▸ Objective:
Take the listing and print it in full, exactly as given.

▸ Given data:
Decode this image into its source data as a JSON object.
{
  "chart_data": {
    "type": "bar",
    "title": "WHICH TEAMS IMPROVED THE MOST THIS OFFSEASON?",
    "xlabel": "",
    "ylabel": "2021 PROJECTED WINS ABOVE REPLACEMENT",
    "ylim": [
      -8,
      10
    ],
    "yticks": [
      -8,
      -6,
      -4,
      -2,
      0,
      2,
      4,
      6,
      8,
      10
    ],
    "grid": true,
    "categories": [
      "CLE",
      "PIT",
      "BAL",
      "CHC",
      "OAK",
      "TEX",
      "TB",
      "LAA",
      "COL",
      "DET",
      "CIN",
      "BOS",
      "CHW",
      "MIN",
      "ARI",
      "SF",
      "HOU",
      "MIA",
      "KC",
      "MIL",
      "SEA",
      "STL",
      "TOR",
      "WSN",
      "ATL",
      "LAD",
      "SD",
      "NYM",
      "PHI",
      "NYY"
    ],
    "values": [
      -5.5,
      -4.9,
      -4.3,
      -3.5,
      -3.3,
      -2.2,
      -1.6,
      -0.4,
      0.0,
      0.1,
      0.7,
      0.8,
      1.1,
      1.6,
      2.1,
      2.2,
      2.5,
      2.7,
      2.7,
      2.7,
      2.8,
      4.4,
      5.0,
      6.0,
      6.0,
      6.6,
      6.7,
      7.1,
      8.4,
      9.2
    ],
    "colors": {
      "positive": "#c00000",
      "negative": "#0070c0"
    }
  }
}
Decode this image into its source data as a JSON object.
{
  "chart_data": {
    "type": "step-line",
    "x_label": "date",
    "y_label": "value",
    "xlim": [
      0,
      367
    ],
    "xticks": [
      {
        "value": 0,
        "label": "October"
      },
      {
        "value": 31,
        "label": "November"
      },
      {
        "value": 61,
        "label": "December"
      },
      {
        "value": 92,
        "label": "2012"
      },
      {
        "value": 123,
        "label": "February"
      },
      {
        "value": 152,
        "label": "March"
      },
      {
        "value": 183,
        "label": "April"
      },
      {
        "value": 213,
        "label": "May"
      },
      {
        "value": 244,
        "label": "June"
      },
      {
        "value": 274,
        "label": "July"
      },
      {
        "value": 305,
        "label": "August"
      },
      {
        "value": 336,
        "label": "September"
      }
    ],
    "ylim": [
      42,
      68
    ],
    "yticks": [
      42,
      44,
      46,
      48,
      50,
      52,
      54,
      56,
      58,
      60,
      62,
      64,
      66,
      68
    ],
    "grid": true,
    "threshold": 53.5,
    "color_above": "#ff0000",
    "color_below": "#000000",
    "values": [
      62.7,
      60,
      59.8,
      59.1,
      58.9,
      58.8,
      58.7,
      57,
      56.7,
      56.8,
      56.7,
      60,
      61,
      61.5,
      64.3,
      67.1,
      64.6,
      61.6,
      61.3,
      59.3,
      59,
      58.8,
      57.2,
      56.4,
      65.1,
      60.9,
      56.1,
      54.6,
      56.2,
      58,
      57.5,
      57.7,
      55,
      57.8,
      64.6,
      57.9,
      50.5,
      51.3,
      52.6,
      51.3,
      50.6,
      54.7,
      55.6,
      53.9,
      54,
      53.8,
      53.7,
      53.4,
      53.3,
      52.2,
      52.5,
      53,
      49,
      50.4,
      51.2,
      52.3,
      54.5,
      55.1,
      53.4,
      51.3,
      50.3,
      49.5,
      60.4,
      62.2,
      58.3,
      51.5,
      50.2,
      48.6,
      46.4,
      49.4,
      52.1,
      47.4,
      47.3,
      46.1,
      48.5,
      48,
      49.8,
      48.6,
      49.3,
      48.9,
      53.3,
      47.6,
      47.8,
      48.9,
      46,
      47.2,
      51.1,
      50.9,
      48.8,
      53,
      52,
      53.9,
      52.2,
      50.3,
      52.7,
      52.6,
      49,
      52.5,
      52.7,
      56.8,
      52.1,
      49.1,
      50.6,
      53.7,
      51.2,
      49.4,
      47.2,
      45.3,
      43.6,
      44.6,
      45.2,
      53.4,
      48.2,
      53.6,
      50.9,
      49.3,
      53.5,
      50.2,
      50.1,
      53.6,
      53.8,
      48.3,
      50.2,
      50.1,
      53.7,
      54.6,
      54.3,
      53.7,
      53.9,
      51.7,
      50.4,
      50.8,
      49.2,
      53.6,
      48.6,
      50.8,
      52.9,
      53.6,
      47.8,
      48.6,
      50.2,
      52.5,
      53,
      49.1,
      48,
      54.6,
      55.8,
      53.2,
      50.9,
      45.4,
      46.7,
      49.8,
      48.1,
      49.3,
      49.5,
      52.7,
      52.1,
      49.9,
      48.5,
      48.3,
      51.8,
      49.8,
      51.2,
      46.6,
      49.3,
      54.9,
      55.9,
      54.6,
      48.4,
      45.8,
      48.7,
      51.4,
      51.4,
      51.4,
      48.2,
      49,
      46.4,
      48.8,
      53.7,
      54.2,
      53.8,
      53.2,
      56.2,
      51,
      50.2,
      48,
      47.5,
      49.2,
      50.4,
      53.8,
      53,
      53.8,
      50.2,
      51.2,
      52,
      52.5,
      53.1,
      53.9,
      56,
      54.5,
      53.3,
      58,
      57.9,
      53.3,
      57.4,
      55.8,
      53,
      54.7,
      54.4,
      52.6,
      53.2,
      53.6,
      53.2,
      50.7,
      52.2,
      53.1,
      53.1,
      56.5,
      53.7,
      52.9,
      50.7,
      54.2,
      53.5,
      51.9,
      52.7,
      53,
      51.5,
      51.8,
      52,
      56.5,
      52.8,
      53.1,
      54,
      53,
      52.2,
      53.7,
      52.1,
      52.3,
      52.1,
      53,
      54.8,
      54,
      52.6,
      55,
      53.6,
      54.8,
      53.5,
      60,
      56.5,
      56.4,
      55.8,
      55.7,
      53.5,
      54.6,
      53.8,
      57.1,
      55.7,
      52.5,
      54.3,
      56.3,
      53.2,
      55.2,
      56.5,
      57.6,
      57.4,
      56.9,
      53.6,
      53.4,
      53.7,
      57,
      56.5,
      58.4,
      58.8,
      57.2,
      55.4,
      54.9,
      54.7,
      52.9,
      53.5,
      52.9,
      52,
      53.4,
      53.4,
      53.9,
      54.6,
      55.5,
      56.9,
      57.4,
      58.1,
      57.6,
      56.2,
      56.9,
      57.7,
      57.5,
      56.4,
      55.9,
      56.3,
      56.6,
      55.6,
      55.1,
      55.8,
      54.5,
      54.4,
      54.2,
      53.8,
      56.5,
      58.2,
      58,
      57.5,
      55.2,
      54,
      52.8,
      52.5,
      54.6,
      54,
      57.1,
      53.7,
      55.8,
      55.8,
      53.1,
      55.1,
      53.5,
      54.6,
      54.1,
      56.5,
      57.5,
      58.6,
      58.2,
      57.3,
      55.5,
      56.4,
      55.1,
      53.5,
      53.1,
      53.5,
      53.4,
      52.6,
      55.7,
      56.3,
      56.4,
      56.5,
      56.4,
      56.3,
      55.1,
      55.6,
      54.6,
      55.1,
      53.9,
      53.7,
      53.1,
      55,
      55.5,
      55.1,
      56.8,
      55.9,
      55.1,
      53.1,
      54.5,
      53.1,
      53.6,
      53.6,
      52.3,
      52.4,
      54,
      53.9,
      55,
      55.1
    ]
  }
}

▸ Problem solution:
Decode this image into its source data as a JSON object.
{
  "chart_data": {
    "type": "bar",
    "title": "WHICH TEAMS IMPROVED THE MOST THIS OFFSEASON?",
    "xlabel": "",
    "ylabel": "2021 PROJECTED WINS ABOVE REPLACEMENT",
    "ylim": [
      -8,
      10
    ],
    "yticks": [
      -8,
      -6,
      -4,
      -2,
      0,
      2,
      4,
      6,
      8,
      10
    ],
    "grid": true,
    "categories": [
      "CLE",
      "PIT",
      "BAL",
      "CHC",
      "OAK",
      "TEX",
      "TB",
      "LAA",
      "COL",
      "DET",
      "CIN",
      "BOS",
      "CHW",
      "MIN",
      "ARI",
      "SF",
      "HOU",
      "MIA",
      "KC",
      "MIL",
      "SEA",
      "STL",
      "TOR",
      "WSN",
      "ATL",
      "LAD",
      "SD",
      "NYM",
      "PHI",
      "NYY"
    ],
    "values": [
      -5.5,
      -4.9,
      -4.3,
      -3.5,
      -3.3,
      -2.2,
      -1.6,
      -0.4,
      0.0,
      0.1,
      0.7,
      0.8,
      1.1,
      1.6,
      2.1,
      2.2,
      2.5,
      2.7,
      2.7,
      2.7,
      2.8,
      4.4,
      5.0,
      6.0,
      6.0,
      6.6,
      6.7,
      7.1,
      8.4,
      9.2
    ],
    "colors": {
      "positive": "#c00000",
      "negative": "#0070c0"
    }
  }
}
Decode this image into its source data as a JSON object.
{
  "chart_data": {
    "type": "step-line",
    "x_label": "date",
    "y_label": "value",
    "xlim": [
      0,
      367
    ],
    "xticks": [
      {
        "value": 0,
        "label": "October"
      },
      {
        "value": 31,
        "label": "November"
      },
      {
        "value": 61,
        "label": "December"
      },
      {
        "value": 92,
        "label": "2012"
      },
      {
        "value": 123,
        "label": "February"
      },
      {
        "value": 152,
        "label": "March"
      },
      {
        "value": 183,
        "label": "April"
      },
      {
        "value": 213,
        "label": "May"
      },
      {
        "value": 244,
        "label": "June"
      },
      {
        "value": 274,
        "label": "July"
      },
      {
        "value": 305,
        "label": "August"
      },
      {
        "value": 336,
        "label": "September"
      }
    ],
    "ylim": [
      42,
      68
    ],
    "yticks": [
      42,
      44,
      46,
      48,
      50,
      52,
      54,
      56,
      58,
      60,
      62,
      64,
      66,
      68
    ],
    "grid": true,
    "threshold": 53.5,
    "color_above": "#ff0000",
    "color_below": "#000000",
    "values": [
      62.7,
      60,
      59.8,
      59.1,
      58.9,
      58.8,
      58.7,
      57,
      56.7,
      56.8,
      56.7,
      60,
      61,
      61.5,
      64.3,
      67.1,
      64.6,
      61.6,
      61.3,
      59.3,
      59,
      58.8,
      57.2,
      56.4,
      65.1,
      60.9,
      56.1,
      54.6,
      56.2,
      58,
      57.5,
      57.7,
      55,
      57.8,
      64.6,
      57.9,
      50.5,
      51.3,
      52.6,
      51.3,
      50.6,
      54.7,
      55.6,
      53.9,
      54,
      53.8,
      53.7,
      53.4,
      53.3,
      52.2,
      52.5,
      53,
      49,
      50.4,
      51.2,
      52.3,
      54.5,
      55.1,
      53.4,
      51.3,
      50.3,
      49.5,
      60.4,
      62.2,
      58.3,
      51.5,
      50.2,
      48.6,
      46.4,
      49.4,
      52.1,
      47.4,
      47.3,
      46.1,
      48.5,
      48,
      49.8,
      48.6,
      49.3,
      48.9,
      53.3,
      47.6,
      47.8,
      48.9,
      46,
      47.2,
      51.1,
      50.9,
      48.8,
      53,
      52,
      53.9,
      52.2,
      50.3,
      52.7,
      52.6,
      49,
      52.5,
      52.7,
      56.8,
      52.1,
      49.1,
      50.6,
      53.7,
      51.2,
      49.4,
      47.2,
      45.3,
      43.6,
      44.6,
      45.2,
      53.4,
      48.2,
      53.6,
      50.9,
      49.3,
      53.5,
      50.2,
      50.1,
      53.6,
      53.8,
      48.3,
      50.2,
      50.1,
      53.7,
      54.6,
      54.3,
      53.7,
      53.9,
      51.7,
      50.4,
      50.8,
      49.2,
      53.6,
      48.6,
      50.8,
      52.9,
      53.6,
      47.8,
      48.6,
      50.2,
      52.5,
      53,
      49.1,
      48,
      54.6,
      55.8,
      53.2,
      50.9,
      45.4,
      46.7,
      49.8,
      48.1,
      49.3,
      49.5,
      52.7,
      52.1,
      49.9,
      48.5,
      48.3,
      51.8,
      49.8,
      51.2,
      46.6,
      49.3,
      54.9,
      55.9,
      54.6,
      48.4,
      45.8,
      48.7,
      51.4,
      51.4,
      51.4,
      48.2,
      49,
      46.4,
      48.8,
      53.7,
      54.2,
      53.8,
      53.2,
      56.2,
      51,
      50.2,
      48,
      47.5,
      49.2,
      50.4,
      53.8,
      53,
      53.8,
      50.2,
      51.2,
      52,
      52.5,
      53.1,
      53.9,
      56,
      54.5,
      53.3,
      58,
      57.9,
      53.3,
      57.4,
      55.8,
      53,
      54.7,
      54.4,
      52.6,
      53.2,
      53.6,
      53.2,
      50.7,
      52.2,
      53.1,
      53.1,
      56.5,
      53.7,
      52.9,
      50.7,
      54.2,
      53.5,
      51.9,
      52.7,
      53,
      51.5,
      51.8,
      52,
      56.5,
      52.8,
      53.1,
      54,
      53,
      52.2,
      53.7,
      52.1,
      52.3,
      52.1,
      53,
      54.8,
      54,
      52.6,
      55,
      53.6,
      54.8,
      53.5,
      60,
      56.5,
      56.4,
      55.8,
      55.7,
      53.5,
      54.6,
      53.8,
      57.1,
      55.7,
      52.5,
      54.3,
      56.3,
      53.2,
      55.2,
      56.5,
      57.6,
      57.4,
      56.9,
      53.6,
      53.4,
      53.7,
      57,
      56.5,
      58.4,
      58.8,
      57.2,
      55.4,
      54.9,
      54.7,
      52.9,
      53.5,
      52.9,
      52,
      53.4,
      53.4,
      53.9,
      54.6,
      55.5,
      56.9,
      57.4,
      58.1,
      57.6,
      56.2,
      56.9,
      57.7,
      57.5,
      56.4,
      55.9,
      56.3,
      56.6,
      55.6,
      55.1,
      55.8,
      54.5,
      54.4,
      54.2,
      53.8,
      56.5,
      58.2,
      58,
      57.5,
      55.2,
      54,
      52.8,
      52.5,
      54.6,
      54,
      57.1,
      53.7,
      55.8,
      55.8,
      53.1,
      55.1,
      53.5,
      54.6,
      54.1,
      56.5,
      57.5,
      58.6,
      58.2,
      57.3,
      55.5,
      56.4,
      55.1,
      53.5,
      53.1,
      53.5,
      53.4,
      52.6,
      55.7,
      56.3,
      56.4,
      56.5,
      56.4,
      56.3,
      55.1,
      55.6,
      54.6,
      55.1,
      53.9,
      53.7,
      53.1,
      55,
      55.5,
      55.1,
      56.8,
      55.9,
      55.1,
      53.1,
      54.5,
      53.1,
      53.6,
      53.6,
      52.3,
      52.4,
      54,
      53.9,
      55,
      55.1
    ]
  }
}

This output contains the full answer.